_What is needed_
Filter the listing and keep only the lines with the word "Quotes".

_Exercise material_
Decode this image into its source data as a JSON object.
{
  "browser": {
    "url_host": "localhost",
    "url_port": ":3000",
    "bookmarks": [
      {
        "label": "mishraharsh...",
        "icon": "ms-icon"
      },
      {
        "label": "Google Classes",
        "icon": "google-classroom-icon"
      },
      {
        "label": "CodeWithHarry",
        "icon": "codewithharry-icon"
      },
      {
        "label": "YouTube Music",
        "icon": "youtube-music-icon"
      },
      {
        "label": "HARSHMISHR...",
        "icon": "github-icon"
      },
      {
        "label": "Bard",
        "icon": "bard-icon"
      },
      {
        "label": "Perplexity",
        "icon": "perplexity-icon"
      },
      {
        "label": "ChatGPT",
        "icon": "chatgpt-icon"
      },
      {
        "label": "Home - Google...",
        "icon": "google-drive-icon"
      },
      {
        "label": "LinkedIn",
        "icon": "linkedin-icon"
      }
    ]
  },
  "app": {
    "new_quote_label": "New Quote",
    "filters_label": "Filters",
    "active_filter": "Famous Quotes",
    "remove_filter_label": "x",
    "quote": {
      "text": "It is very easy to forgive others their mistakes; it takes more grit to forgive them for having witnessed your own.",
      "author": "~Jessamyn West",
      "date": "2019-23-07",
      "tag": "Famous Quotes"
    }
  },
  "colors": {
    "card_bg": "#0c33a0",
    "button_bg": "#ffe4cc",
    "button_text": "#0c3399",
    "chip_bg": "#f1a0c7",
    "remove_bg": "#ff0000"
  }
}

_Result below_
    "active_filter": "Famous Quotes",
      "tag": "Famous Quotes"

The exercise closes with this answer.